# Start of Listed records
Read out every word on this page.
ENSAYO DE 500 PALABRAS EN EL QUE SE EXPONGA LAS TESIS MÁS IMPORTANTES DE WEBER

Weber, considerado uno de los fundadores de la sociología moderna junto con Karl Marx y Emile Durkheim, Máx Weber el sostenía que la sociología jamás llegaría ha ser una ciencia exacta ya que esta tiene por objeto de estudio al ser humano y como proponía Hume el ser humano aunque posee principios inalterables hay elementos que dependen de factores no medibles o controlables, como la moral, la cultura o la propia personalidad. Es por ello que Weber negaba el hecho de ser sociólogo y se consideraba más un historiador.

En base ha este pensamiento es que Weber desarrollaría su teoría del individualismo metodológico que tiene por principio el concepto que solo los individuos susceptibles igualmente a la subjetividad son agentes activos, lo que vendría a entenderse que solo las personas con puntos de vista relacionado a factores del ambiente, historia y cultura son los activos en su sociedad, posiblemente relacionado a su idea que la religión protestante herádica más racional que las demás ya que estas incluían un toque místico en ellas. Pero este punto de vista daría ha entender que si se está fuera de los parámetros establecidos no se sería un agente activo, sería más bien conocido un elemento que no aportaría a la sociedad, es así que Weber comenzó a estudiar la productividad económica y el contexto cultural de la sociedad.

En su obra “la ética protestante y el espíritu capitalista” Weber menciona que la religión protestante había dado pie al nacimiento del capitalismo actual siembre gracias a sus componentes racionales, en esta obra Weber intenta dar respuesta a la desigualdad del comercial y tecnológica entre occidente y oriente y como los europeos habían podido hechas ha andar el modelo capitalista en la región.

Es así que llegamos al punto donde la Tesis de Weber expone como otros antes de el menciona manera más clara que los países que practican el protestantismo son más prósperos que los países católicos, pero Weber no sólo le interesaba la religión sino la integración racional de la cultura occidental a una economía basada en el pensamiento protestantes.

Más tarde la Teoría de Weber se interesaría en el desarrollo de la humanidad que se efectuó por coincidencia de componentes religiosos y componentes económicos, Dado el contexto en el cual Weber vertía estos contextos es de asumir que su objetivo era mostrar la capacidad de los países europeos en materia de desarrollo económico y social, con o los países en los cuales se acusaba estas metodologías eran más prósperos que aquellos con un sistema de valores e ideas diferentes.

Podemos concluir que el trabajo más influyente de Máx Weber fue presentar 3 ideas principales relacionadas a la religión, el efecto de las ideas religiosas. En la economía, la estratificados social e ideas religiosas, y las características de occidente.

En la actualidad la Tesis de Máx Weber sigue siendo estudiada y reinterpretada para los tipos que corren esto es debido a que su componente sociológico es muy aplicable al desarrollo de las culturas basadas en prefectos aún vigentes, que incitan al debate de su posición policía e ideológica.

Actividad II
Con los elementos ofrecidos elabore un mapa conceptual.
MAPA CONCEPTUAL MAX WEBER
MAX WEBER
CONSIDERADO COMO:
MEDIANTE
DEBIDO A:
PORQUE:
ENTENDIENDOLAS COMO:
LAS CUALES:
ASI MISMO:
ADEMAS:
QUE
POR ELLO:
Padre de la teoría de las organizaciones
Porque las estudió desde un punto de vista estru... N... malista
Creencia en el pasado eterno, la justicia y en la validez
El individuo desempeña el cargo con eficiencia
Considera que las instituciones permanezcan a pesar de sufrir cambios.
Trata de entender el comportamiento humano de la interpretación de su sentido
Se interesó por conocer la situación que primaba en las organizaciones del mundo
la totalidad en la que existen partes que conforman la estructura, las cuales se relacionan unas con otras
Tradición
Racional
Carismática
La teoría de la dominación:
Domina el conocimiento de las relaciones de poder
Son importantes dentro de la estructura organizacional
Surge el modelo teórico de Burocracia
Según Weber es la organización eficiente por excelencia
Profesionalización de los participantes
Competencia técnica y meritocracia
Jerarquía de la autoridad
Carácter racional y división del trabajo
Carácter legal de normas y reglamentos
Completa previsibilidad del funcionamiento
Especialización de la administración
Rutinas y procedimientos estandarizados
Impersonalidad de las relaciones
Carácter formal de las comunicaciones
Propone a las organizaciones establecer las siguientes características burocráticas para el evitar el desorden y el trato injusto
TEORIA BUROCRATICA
# End of Listed records
> Exercise: From the records above, pick out and copy each line holding the word "Carácter".

> Task solution:
Carácter racional y división del trabajo
Carácter legal de normas y reglamentos
Carácter formal de las comunicaciones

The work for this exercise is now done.